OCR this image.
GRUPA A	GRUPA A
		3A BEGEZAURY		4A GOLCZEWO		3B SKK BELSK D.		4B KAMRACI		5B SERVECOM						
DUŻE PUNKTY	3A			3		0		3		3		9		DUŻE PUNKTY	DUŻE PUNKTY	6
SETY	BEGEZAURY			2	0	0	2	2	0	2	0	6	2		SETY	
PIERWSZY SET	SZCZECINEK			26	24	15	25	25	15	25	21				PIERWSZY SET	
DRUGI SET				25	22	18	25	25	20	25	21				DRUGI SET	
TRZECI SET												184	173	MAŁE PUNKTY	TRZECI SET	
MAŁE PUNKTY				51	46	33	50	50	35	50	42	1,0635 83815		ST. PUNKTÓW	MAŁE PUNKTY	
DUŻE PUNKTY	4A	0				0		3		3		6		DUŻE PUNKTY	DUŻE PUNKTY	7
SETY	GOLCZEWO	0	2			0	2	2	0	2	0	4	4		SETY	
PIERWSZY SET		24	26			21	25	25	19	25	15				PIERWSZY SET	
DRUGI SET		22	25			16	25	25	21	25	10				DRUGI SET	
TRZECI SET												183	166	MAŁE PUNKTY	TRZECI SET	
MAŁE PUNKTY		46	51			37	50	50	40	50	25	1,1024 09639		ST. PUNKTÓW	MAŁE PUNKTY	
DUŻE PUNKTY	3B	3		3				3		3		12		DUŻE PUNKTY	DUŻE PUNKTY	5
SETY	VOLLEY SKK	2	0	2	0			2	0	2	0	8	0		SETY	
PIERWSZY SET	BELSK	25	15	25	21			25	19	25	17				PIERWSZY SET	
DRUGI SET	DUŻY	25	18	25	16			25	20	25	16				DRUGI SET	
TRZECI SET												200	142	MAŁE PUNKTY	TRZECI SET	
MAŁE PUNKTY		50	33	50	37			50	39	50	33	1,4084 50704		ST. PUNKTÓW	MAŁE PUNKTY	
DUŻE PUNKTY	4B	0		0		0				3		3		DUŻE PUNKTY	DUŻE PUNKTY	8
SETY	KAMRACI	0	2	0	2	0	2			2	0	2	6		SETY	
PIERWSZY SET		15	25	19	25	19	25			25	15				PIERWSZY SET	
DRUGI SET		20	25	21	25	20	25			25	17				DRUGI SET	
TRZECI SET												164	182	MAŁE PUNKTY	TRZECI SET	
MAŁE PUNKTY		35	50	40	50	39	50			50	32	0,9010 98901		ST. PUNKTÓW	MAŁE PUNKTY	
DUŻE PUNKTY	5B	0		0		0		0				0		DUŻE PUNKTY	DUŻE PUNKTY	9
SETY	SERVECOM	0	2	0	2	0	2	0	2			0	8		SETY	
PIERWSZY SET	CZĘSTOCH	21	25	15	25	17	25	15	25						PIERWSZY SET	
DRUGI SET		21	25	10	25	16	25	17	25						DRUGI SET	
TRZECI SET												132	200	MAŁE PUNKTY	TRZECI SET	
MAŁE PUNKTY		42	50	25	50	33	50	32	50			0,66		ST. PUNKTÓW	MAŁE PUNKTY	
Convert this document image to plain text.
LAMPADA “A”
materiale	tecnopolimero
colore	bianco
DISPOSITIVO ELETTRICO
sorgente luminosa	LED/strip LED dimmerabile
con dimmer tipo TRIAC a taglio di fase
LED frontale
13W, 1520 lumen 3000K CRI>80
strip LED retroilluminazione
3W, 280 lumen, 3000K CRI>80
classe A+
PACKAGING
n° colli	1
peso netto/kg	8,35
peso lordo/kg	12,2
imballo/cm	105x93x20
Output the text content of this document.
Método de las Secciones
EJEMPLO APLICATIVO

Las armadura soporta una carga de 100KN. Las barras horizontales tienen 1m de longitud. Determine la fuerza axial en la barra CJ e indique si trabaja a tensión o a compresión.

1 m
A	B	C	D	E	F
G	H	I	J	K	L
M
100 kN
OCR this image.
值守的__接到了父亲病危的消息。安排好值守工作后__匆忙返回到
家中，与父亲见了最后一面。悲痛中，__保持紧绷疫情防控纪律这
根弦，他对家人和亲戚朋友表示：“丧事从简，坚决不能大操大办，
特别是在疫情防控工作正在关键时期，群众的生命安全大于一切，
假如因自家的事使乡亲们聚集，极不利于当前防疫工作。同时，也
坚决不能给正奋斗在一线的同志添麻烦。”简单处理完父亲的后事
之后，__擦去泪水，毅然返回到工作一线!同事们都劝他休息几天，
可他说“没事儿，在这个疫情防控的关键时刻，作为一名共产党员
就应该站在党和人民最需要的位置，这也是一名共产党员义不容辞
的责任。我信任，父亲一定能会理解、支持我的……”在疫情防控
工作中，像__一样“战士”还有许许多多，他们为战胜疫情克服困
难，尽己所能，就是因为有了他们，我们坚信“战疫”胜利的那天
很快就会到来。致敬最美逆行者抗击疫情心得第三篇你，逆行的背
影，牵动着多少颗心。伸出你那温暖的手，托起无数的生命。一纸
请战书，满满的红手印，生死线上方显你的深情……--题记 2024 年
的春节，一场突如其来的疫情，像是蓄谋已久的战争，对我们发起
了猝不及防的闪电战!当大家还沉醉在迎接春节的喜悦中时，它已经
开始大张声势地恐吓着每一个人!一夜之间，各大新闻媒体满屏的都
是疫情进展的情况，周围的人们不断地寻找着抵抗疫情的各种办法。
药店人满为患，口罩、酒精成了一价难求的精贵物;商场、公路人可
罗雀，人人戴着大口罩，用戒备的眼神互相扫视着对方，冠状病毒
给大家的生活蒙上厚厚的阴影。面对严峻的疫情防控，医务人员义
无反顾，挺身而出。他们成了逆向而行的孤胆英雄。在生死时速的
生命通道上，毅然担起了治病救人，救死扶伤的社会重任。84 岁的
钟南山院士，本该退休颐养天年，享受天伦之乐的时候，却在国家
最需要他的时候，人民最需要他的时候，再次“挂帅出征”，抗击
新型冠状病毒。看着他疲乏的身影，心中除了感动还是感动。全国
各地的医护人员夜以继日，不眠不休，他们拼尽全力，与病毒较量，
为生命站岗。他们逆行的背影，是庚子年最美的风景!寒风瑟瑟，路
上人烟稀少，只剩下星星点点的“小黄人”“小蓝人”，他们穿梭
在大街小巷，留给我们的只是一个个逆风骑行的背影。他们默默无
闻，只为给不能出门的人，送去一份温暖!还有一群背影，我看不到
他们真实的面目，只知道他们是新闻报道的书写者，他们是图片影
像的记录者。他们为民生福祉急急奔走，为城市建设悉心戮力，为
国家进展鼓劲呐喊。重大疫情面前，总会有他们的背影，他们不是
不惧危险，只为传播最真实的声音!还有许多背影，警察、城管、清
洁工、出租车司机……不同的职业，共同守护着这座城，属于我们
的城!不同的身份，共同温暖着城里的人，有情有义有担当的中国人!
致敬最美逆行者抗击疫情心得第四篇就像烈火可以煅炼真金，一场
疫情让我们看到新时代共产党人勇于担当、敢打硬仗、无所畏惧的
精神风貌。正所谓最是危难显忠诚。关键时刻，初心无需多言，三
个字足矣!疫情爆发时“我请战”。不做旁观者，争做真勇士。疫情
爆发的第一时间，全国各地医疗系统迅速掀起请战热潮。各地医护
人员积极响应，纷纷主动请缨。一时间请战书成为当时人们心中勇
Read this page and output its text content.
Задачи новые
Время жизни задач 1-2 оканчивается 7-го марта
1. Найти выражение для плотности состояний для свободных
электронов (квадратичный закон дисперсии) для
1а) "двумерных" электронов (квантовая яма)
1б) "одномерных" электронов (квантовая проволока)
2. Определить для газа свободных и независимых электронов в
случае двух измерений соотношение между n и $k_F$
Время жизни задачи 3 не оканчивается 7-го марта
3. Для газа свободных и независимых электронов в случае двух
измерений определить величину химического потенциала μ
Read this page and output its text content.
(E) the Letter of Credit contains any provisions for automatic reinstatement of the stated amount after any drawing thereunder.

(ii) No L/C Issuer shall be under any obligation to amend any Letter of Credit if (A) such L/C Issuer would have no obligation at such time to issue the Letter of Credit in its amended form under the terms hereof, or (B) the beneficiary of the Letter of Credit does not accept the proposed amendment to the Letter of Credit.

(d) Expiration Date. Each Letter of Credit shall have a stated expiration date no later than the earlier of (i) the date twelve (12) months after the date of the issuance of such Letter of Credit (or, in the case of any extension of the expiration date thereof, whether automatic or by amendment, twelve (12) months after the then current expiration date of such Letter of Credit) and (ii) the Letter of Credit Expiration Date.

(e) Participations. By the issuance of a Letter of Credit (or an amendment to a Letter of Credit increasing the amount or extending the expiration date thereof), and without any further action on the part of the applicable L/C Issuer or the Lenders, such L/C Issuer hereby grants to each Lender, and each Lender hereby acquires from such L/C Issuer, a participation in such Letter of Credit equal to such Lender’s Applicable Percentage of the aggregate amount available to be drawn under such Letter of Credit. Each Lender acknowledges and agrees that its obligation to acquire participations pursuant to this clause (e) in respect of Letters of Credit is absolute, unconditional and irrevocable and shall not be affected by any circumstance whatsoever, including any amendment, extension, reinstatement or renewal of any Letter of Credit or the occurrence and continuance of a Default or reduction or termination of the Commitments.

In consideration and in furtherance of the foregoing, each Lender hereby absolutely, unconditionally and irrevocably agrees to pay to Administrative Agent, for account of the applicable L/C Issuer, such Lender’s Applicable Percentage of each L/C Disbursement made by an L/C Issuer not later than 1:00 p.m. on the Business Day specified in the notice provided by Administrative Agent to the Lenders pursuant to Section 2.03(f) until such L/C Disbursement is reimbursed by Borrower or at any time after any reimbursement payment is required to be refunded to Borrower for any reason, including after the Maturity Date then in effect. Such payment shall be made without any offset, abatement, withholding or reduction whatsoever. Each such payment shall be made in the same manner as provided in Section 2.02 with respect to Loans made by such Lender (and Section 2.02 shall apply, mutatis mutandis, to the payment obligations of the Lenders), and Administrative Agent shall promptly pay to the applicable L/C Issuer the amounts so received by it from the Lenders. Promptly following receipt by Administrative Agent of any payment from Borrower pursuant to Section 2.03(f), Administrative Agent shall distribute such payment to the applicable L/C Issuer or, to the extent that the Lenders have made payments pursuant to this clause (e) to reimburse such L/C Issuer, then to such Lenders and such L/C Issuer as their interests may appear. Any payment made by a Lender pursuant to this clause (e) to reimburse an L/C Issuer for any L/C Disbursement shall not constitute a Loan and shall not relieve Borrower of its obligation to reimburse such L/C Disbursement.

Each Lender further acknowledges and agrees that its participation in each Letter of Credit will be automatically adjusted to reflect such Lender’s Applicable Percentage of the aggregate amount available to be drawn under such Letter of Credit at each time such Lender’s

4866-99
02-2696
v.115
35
--
**STATED EXERCISE:**
In the data above, tally the lines holding "lumen" and answer with the figure only.

**SOLVED PROBLEM:**
2